> Data listing
==*==
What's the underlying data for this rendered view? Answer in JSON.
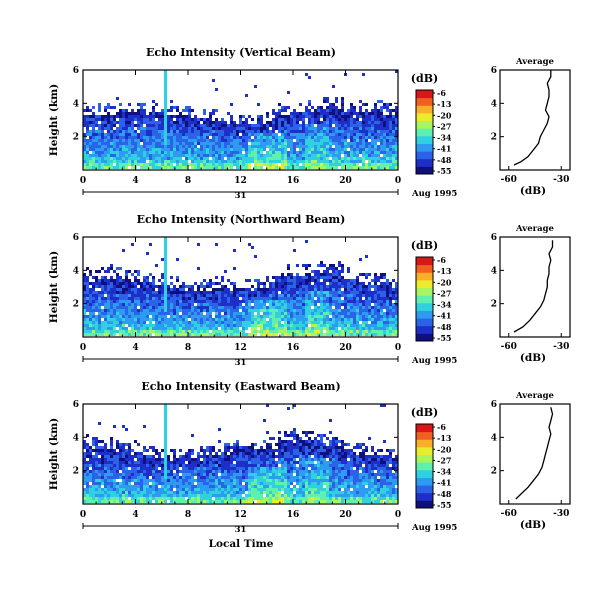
{
  "chart_data": {
    "type": "heatmap",
    "x_tick_labels": [
      "0",
      "4",
      "8",
      "12",
      "16",
      "20",
      "0"
    ],
    "time_axis": {
      "day_label": "31",
      "month_year": "Aug 1995",
      "xlabel": "Local Time"
    },
    "colorbar": {
      "unit": "(dB)",
      "ticks": [
        "-6",
        "-13",
        "-20",
        "-27",
        "-34",
        "-41",
        "-48",
        "-55"
      ]
    },
    "colormap": [
      "#0f0f7d",
      "#1d2fc6",
      "#2a63e8",
      "#2d9cf0",
      "#2fd1e0",
      "#5ff0b0",
      "#a8f560",
      "#ecec2e",
      "#f8b02a",
      "#f06020",
      "#d81818"
    ],
    "panels": [
      {
        "title": "Echo Intensity (Vertical Beam)",
        "ylabel": "Height (km)",
        "y_tick_labels": [
          "6",
          "4",
          "2"
        ],
        "avg_title": "Average",
        "avg_xlabel": "(dB)",
        "avg_x_ticks": [
          "-60",
          "-30"
        ],
        "avg_y_ticks": [
          "6",
          "4",
          "2"
        ],
        "avg_profile": [
          [
            -57,
            0.3
          ],
          [
            -53,
            0.5
          ],
          [
            -49,
            0.8
          ],
          [
            -46,
            1.2
          ],
          [
            -43,
            1.6
          ],
          [
            -42,
            2.0
          ],
          [
            -40,
            2.4
          ],
          [
            -38,
            2.8
          ],
          [
            -37,
            3.2
          ],
          [
            -39,
            3.6
          ],
          [
            -38,
            4.0
          ],
          [
            -37,
            4.4
          ],
          [
            -37,
            4.8
          ],
          [
            -38,
            5.2
          ],
          [
            -36,
            5.6
          ],
          [
            -36,
            6.0
          ]
        ]
      },
      {
        "title": "Echo Intensity (Northward Beam)",
        "ylabel": "Height (km)",
        "y_tick_labels": [
          "6",
          "4",
          "2"
        ],
        "avg_title": "Average",
        "avg_xlabel": "(dB)",
        "avg_x_ticks": [
          "-60",
          "-30"
        ],
        "avg_y_ticks": [
          "6",
          "4",
          "2"
        ],
        "avg_profile": [
          [
            -57,
            0.3
          ],
          [
            -52,
            0.6
          ],
          [
            -48,
            1.0
          ],
          [
            -45,
            1.4
          ],
          [
            -42,
            1.8
          ],
          [
            -40,
            2.2
          ],
          [
            -39,
            2.6
          ],
          [
            -38,
            3.0
          ],
          [
            -38,
            3.4
          ],
          [
            -37,
            3.8
          ],
          [
            -37,
            4.2
          ],
          [
            -36,
            4.6
          ],
          [
            -37,
            5.0
          ],
          [
            -35,
            5.4
          ],
          [
            -35,
            5.8
          ]
        ]
      },
      {
        "title": "Echo Intensity (Eastward Beam)",
        "ylabel": "Height (km)",
        "y_tick_labels": [
          "6",
          "4",
          "2"
        ],
        "avg_title": "Average",
        "avg_xlabel": "(dB)",
        "avg_x_ticks": [
          "-60",
          "-30"
        ],
        "avg_y_ticks": [
          "6",
          "4",
          "2"
        ],
        "avg_profile": [
          [
            -56,
            0.3
          ],
          [
            -53,
            0.6
          ],
          [
            -49,
            1.0
          ],
          [
            -46,
            1.4
          ],
          [
            -43,
            1.8
          ],
          [
            -41,
            2.2
          ],
          [
            -40,
            2.6
          ],
          [
            -39,
            3.0
          ],
          [
            -38,
            3.4
          ],
          [
            -37,
            3.8
          ],
          [
            -36,
            4.2
          ],
          [
            -37,
            4.6
          ],
          [
            -36,
            5.0
          ],
          [
            -35,
            5.4
          ],
          [
            -36,
            5.8
          ]
        ]
      }
    ]
  }
}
==*==
Look through the entries and return every line where "Beam" appears.

> Answer for this exercise
        "title": "Echo Intensity (Vertical Beam)",
        "title": "Echo Intensity (Northward Beam)",
        "title": "Echo Intensity (Eastward Beam)",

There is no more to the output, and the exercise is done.